**Set problem:**
Copy out every line of the data below word for word, omitting the pictures.

=-=-=-=-=

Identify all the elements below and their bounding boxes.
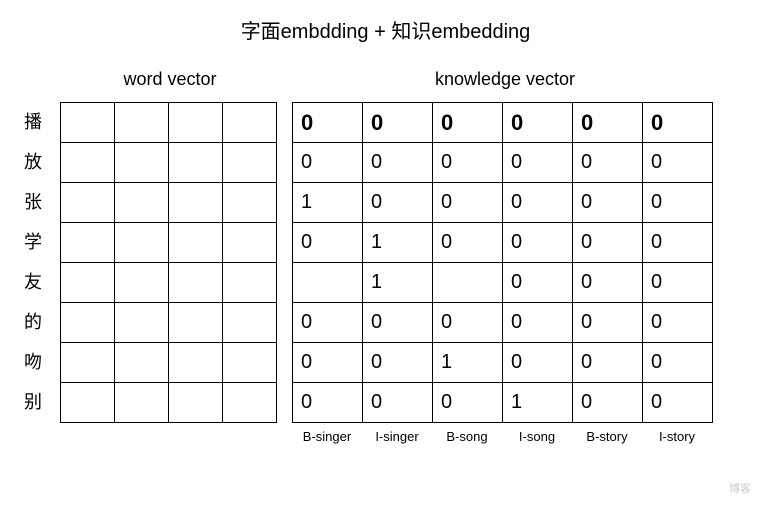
cell: 0 xyxy=(643,303,713,343)
table-row: 0 0 0 1 0 0 xyxy=(293,383,713,423)
cell: 0 xyxy=(363,103,433,143)
cell: 0 xyxy=(573,143,643,183)
cell: 0 xyxy=(433,103,503,143)
cell: 0 xyxy=(643,263,713,303)
cell: 0 xyxy=(293,223,363,263)
cell: 1 xyxy=(363,223,433,263)
table-row xyxy=(61,263,277,303)
row-label: 别 xyxy=(20,382,60,422)
cell: 0 xyxy=(643,223,713,263)
page-title: 字面embdding + 知识embedding xyxy=(20,15,751,44)
table-row xyxy=(61,223,277,263)
cell: 0 xyxy=(363,183,433,223)
cell xyxy=(433,263,503,303)
knowledge-vector-table: 0 0 0 0 0 0 0 0 0 0 0 0 1 0 0 0 0 0 xyxy=(292,102,713,423)
col-label: I-singer xyxy=(362,429,432,444)
table-row: 0 0 0 0 0 0 xyxy=(293,143,713,183)
col-label: B-story xyxy=(572,429,642,444)
row-label: 学 xyxy=(20,222,60,262)
cell: 0 xyxy=(433,383,503,423)
word-vector-label: word vector xyxy=(60,69,280,90)
cell: 0 xyxy=(573,263,643,303)
cell: 1 xyxy=(503,383,573,423)
row-label: 放 xyxy=(20,142,60,182)
cell: 0 xyxy=(573,223,643,263)
cell: 0 xyxy=(293,303,363,343)
cell: 0 xyxy=(573,183,643,223)
row-labels: 播 放 张 学 友 的 吻 别 xyxy=(20,102,60,422)
cell: 0 xyxy=(363,343,433,383)
cell xyxy=(293,263,363,303)
table-row: 1 0 0 0 0 0 xyxy=(293,183,713,223)
table-row xyxy=(61,183,277,223)
table-row xyxy=(61,143,277,183)
cell: 0 xyxy=(503,303,573,343)
col-label: B-song xyxy=(432,429,502,444)
diagram: 播 放 张 学 友 的 吻 别 0 0 0 0 0 0 0 xyxy=(20,102,751,444)
cell: 0 xyxy=(503,343,573,383)
cell: 0 xyxy=(433,183,503,223)
row-label: 的 xyxy=(20,302,60,342)
cell: 0 xyxy=(293,103,363,143)
row-label: 张 xyxy=(20,182,60,222)
cell: 0 xyxy=(573,303,643,343)
cell: 0 xyxy=(363,303,433,343)
knowledge-vector-label: knowledge vector xyxy=(295,69,715,90)
cell: 0 xyxy=(293,143,363,183)
row-label: 吻 xyxy=(20,342,60,382)
cell: 1 xyxy=(363,263,433,303)
cell: 0 xyxy=(573,103,643,143)
cell: 1 xyxy=(433,343,503,383)
cell: 0 xyxy=(643,183,713,223)
cell: 0 xyxy=(503,103,573,143)
cell: 0 xyxy=(643,103,713,143)
cell: 0 xyxy=(293,383,363,423)
table-row: 1 0 0 0 xyxy=(293,263,713,303)
cell: 0 xyxy=(503,223,573,263)
cell: 0 xyxy=(643,383,713,423)
table-row xyxy=(61,343,277,383)
cell: 0 xyxy=(573,343,643,383)
cell: 0 xyxy=(363,383,433,423)
table-row xyxy=(61,103,277,143)
cell: 1 xyxy=(293,183,363,223)
table-row: 0 0 0 0 0 0 xyxy=(293,103,713,143)
row-label: 友 xyxy=(20,262,60,302)
cell: 0 xyxy=(503,183,573,223)
watermark: 博客 xyxy=(729,480,751,496)
cell: 0 xyxy=(643,143,713,183)
cell: 0 xyxy=(503,263,573,303)
cell: 0 xyxy=(503,143,573,183)
word-vector-table xyxy=(60,102,277,423)
cell: 0 xyxy=(433,223,503,263)
cell: 0 xyxy=(643,343,713,383)
cell: 0 xyxy=(433,303,503,343)
col-label: I-song xyxy=(502,429,572,444)
col-label: I-story xyxy=(642,429,712,444)
cell: 0 xyxy=(573,383,643,423)
table-row xyxy=(61,303,277,343)
col-label: B-singer xyxy=(292,429,362,444)
cell: 0 xyxy=(293,343,363,383)
section-labels: word vector knowledge vector xyxy=(20,69,751,90)
cell: 0 xyxy=(363,143,433,183)
column-labels: B-singer I-singer B-song I-song B-story … xyxy=(292,429,713,444)
knowledge-block: 0 0 0 0 0 0 0 0 0 0 0 0 1 0 0 0 0 0 xyxy=(292,102,713,444)
table-row: 0 0 1 0 0 0 xyxy=(293,343,713,383)
row-label: 播 xyxy=(20,102,60,142)
table-row: 0 0 0 0 0 0 xyxy=(293,303,713,343)
cell: 0 xyxy=(433,143,503,183)
table-row xyxy=(61,383,277,423)
table-row: 0 1 0 0 0 0 xyxy=(293,223,713,263)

=-=-=-=-=

**Response to this exercise:**
Identify all the elements below and their bounding boxes.
cell: 0 xyxy=(643,303,713,343)
table-row: 0 0 0 1 0 0 xyxy=(293,383,713,423)
cell: 0 xyxy=(363,103,433,143)
cell: 0 xyxy=(573,143,643,183)
cell: 0 xyxy=(433,103,503,143)
cell: 0 xyxy=(643,263,713,303)
cell: 0 xyxy=(293,223,363,263)
cell: 1 xyxy=(363,223,433,263)
table-row xyxy=(61,263,277,303)
row-label: 别 xyxy=(20,382,60,422)
cell: 0 xyxy=(643,223,713,263)
page-title: 字面embdding + 知识embedding xyxy=(20,15,751,44)
table-row xyxy=(61,223,277,263)
cell: 0 xyxy=(363,183,433,223)
cell xyxy=(433,263,503,303)
knowledge-vector-table: 0 0 0 0 0 0 0 0 0 0 0 0 1 0 0 0 0 0 xyxy=(292,102,713,423)
col-label: I-singer xyxy=(362,429,432,444)
table-row: 0 0 0 0 0 0 xyxy=(293,143,713,183)
col-label: B-story xyxy=(572,429,642,444)
row-label: 学 xyxy=(20,222,60,262)
cell: 0 xyxy=(433,383,503,423)
word-vector-label: word vector xyxy=(60,69,280,90)
cell: 0 xyxy=(573,263,643,303)
cell: 1 xyxy=(503,383,573,423)
row-label: 放 xyxy=(20,142,60,182)
cell: 0 xyxy=(573,223,643,263)
cell: 0 xyxy=(293,303,363,343)
cell: 0 xyxy=(573,183,643,223)
row-labels: 播 放 张 学 友 的 吻 别 xyxy=(20,102,60,422)
cell: 0 xyxy=(363,343,433,383)
cell xyxy=(293,263,363,303)
table-row: 1 0 0 0 0 0 xyxy=(293,183,713,223)
table-row xyxy=(61,183,277,223)
table-row xyxy=(61,143,277,183)
cell: 0 xyxy=(503,303,573,343)
col-label: B-song xyxy=(432,429,502,444)
diagram: 播 放 张 学 友 的 吻 别 0 0 0 0 0 0 0 xyxy=(20,102,751,444)
cell: 0 xyxy=(503,343,573,383)
cell: 0 xyxy=(433,183,503,223)
row-label: 的 xyxy=(20,302,60,342)
cell: 0 xyxy=(293,103,363,143)
row-label: 张 xyxy=(20,182,60,222)
cell: 0 xyxy=(573,303,643,343)
cell: 0 xyxy=(363,303,433,343)
knowledge-vector-label: knowledge vector xyxy=(295,69,715,90)
cell: 0 xyxy=(293,143,363,183)
row-label: 吻 xyxy=(20,342,60,382)
cell: 1 xyxy=(363,263,433,303)
cell: 0 xyxy=(573,103,643,143)
cell: 1 xyxy=(433,343,503,383)
cell: 0 xyxy=(643,183,713,223)
cell: 0 xyxy=(503,103,573,143)
cell: 0 xyxy=(643,103,713,143)
cell: 0 xyxy=(293,383,363,423)
table-row: 1 0 0 0 xyxy=(293,263,713,303)
cell: 0 xyxy=(503,223,573,263)
cell: 0 xyxy=(643,383,713,423)
table-row xyxy=(61,343,277,383)
cell: 0 xyxy=(573,343,643,383)
cell: 0 xyxy=(363,383,433,423)
table-row xyxy=(61,103,277,143)
cell: 1 xyxy=(293,183,363,223)
table-row: 0 0 0 0 0 0 xyxy=(293,103,713,143)
row-label: 友 xyxy=(20,262,60,302)
cell: 0 xyxy=(503,183,573,223)
watermark: 博客 xyxy=(729,480,751,496)
cell: 0 xyxy=(643,143,713,183)
cell: 0 xyxy=(503,263,573,303)
cell: 0 xyxy=(503,143,573,183)
word-vector-table xyxy=(60,102,277,423)
cell: 0 xyxy=(433,223,503,263)
cell: 0 xyxy=(643,343,713,383)
cell: 0 xyxy=(433,303,503,343)
col-label: I-song xyxy=(502,429,572,444)
col-label: I-story xyxy=(642,429,712,444)
cell: 0 xyxy=(573,383,643,423)
table-row xyxy=(61,303,277,343)
col-label: B-singer xyxy=(292,429,362,444)
cell: 0 xyxy=(293,343,363,383)
section-labels: word vector knowledge vector xyxy=(20,69,751,90)
cell: 0 xyxy=(363,143,433,183)
column-labels: B-singer I-singer B-song I-song B-story … xyxy=(292,429,713,444)
knowledge-block: 0 0 0 0 0 0 0 0 0 0 0 0 1 0 0 0 0 0 xyxy=(292,102,713,444)
table-row: 0 0 1 0 0 0 xyxy=(293,343,713,383)
row-label: 播 xyxy=(20,102,60,142)
table-row: 0 0 0 0 0 0 xyxy=(293,303,713,343)
cell: 0 xyxy=(433,143,503,183)
table-row xyxy=(61,383,277,423)
table-row: 0 1 0 0 0 0 xyxy=(293,223,713,263)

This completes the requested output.